-- start of Input records --
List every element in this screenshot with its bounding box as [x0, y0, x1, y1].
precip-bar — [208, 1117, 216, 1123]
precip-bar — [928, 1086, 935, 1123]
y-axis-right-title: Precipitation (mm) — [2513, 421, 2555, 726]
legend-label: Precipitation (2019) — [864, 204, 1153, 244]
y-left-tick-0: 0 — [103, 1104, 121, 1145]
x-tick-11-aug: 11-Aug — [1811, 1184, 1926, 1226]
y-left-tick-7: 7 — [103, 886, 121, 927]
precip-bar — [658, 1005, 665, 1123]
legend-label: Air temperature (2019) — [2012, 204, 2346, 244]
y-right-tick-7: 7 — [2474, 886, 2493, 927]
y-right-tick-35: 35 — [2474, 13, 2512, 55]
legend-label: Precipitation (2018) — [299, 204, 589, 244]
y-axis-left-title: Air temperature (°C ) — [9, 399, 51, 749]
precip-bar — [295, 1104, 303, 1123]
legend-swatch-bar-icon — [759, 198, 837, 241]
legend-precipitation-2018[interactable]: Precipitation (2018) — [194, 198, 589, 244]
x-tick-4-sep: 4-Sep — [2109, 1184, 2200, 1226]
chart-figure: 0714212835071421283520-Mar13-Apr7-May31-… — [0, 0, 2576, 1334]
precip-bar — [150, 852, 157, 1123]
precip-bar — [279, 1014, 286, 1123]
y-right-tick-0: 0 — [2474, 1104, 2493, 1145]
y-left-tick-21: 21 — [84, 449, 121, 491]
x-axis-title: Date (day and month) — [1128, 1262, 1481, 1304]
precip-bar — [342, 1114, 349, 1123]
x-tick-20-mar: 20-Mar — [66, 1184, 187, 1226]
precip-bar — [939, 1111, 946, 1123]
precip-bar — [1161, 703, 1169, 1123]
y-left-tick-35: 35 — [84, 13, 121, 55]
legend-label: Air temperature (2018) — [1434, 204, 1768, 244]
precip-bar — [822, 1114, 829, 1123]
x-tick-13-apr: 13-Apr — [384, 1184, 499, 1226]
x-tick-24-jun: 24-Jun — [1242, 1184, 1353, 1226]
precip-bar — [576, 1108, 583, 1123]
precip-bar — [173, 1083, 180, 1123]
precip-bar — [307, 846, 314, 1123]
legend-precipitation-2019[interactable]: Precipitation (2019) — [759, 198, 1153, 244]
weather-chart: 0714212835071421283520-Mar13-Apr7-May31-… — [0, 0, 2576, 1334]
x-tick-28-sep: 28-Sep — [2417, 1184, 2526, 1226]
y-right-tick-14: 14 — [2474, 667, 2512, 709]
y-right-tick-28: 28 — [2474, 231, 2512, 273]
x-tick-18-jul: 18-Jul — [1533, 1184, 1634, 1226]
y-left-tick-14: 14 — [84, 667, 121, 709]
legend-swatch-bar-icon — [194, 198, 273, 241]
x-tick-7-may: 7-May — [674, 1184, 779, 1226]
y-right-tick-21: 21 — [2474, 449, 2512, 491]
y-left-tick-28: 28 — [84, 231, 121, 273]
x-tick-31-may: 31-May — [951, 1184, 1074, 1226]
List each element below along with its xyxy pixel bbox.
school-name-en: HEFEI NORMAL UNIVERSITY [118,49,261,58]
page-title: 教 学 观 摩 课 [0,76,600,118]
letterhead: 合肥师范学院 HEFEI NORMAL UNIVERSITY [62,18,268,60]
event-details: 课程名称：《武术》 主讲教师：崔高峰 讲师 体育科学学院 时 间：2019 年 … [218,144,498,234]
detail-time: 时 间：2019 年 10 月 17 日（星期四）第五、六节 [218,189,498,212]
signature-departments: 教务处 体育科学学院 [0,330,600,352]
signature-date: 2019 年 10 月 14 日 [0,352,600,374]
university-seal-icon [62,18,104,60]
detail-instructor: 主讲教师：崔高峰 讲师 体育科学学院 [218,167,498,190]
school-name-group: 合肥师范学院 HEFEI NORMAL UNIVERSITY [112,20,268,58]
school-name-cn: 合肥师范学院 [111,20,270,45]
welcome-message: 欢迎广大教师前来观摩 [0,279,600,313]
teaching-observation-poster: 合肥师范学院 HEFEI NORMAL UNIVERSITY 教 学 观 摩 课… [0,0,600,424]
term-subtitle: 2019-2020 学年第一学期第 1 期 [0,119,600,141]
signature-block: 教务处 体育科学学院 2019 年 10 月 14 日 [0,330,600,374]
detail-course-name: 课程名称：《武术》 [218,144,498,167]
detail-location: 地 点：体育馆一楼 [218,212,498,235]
-- end of Input records --
The request:
Put every line of the listing above into a JSON list of strings, one string per line, leaving out any blank lines.

Written solution:
[
  "List every element in this screenshot with its bounding box as [x0, y0, x1, y1].",
  "precip-bar — [208, 1117, 216, 1123]",
  "precip-bar — [928, 1086, 935, 1123]",
  "y-axis-right-title: Precipitation (mm) — [2513, 421, 2555, 726]",
  "legend-label: Precipitation (2019) — [864, 204, 1153, 244]",
  "y-left-tick-0: 0 — [103, 1104, 121, 1145]",
  "x-tick-11-aug: 11-Aug — [1811, 1184, 1926, 1226]",
  "y-left-tick-7: 7 — [103, 886, 121, 927]",
  "precip-bar — [658, 1005, 665, 1123]",
  "legend-label: Air temperature (2019) — [2012, 204, 2346, 244]",
  "y-right-tick-7: 7 — [2474, 886, 2493, 927]",
  "y-right-tick-35: 35 — [2474, 13, 2512, 55]",
  "legend-label: Precipitation (2018) — [299, 204, 589, 244]",
  "y-axis-left-title: Air temperature (°C ) — [9, 399, 51, 749]",
  "precip-bar — [295, 1104, 303, 1123]",
  "legend-swatch-bar-icon — [759, 198, 837, 241]",
  "legend-precipitation-2018[interactable]: Precipitation (2018) — [194, 198, 589, 244]",
  "x-tick-4-sep: 4-Sep — [2109, 1184, 2200, 1226]",
  "chart-figure: 0714212835071421283520-Mar13-Apr7-May31-… — [0, 0, 2576, 1334]",
  "precip-bar — [150, 852, 157, 1123]",
  "precip-bar — [279, 1014, 286, 1123]",
  "y-right-tick-0: 0 — [2474, 1104, 2493, 1145]",
  "y-left-tick-21: 21 — [84, 449, 121, 491]",
  "x-axis-title: Date (day and month) — [1128, 1262, 1481, 1304]",
  "precip-bar — [342, 1114, 349, 1123]",
  "x-tick-20-mar: 20-Mar — [66, 1184, 187, 1226]",
  "precip-bar — [939, 1111, 946, 1123]",
  "precip-bar — [1161, 703, 1169, 1123]",
  "y-left-tick-35: 35 — [84, 13, 121, 55]",
  "legend-label: Air temperature (2018) — [1434, 204, 1768, 244]",
  "precip-bar — [822, 1114, 829, 1123]",
  "x-tick-13-apr: 13-Apr — [384, 1184, 499, 1226]",
  "x-tick-24-jun: 24-Jun — [1242, 1184, 1353, 1226]",
  "precip-bar — [576, 1108, 583, 1123]",
  "precip-bar — [173, 1083, 180, 1123]",
  "precip-bar — [307, 846, 314, 1123]",
  "legend-precipitation-2019[interactable]: Precipitation (2019) — [759, 198, 1153, 244]",
  "weather-chart: 0714212835071421283520-Mar13-Apr7-May31-… — [0, 0, 2576, 1334]",
  "x-tick-28-sep: 28-Sep — [2417, 1184, 2526, 1226]",
  "y-right-tick-14: 14 — [2474, 667, 2512, 709]",
  "y-right-tick-28: 28 — [2474, 231, 2512, 273]",
  "x-tick-18-jul: 18-Jul — [1533, 1184, 1634, 1226]",
  "y-left-tick-14: 14 — [84, 667, 121, 709]",
  "legend-swatch-bar-icon — [194, 198, 273, 241]",
  "x-tick-7-may: 7-May — [674, 1184, 779, 1226]",
  "y-right-tick-21: 21 — [2474, 449, 2512, 491]",
  "y-left-tick-28: 28 — [84, 231, 121, 273]",
  "x-tick-31-may: 31-May — [951, 1184, 1074, 1226]",
  "List each element below along with its xyxy pixel bbox.",
  "school-name-en: HEFEI NORMAL UNIVERSITY [118,49,261,58]",
  "page-title: 教 学 观 摩 课 [0,76,600,118]",
  "letterhead: 合肥师范学院 HEFEI NORMAL UNIVERSITY [62,18,268,60]",
  "event-details: 课程名称：《武术》 主讲教师：崔高峰 讲师 体育科学学院 时 间：2019 年 … [218,144,498,234]",
  "detail-time: 时 间：2019 年 10 月 17 日（星期四）第五、六节 [218,189,498,212]",
  "signature-departments: 教务处 体育科学学院 [0,330,600,352]",
  "signature-date: 2019 年 10 月 14 日 [0,352,600,374]",
  "university-seal-icon [62,18,104,60]",
  "detail-instructor: 主讲教师：崔高峰 讲师 体育科学学院 [218,167,498,190]",
  "school-name-group: 合肥师范学院 HEFEI NORMAL UNIVERSITY [112,20,268,58]",
  "school-name-cn: 合肥师范学院 [111,20,270,45]",
  "welcome-message: 欢迎广大教师前来观摩 [0,279,600,313]",
  "teaching-observation-poster: 合肥师范学院 HEFEI NORMAL UNIVERSITY 教 学 观 摩 课… [0,0,600,424]",
  "term-subtitle: 2019-2020 学年第一学期第 1 期 [0,119,600,141]",
  "signature-block: 教务处 体育科学学院 2019 年 10 月 14 日 [0,330,600,374]",
  "detail-course-name: 课程名称：《武术》 [218,144,498,167]",
  "detail-location: 地 点：体育馆一楼 [218,212,498,235]"
]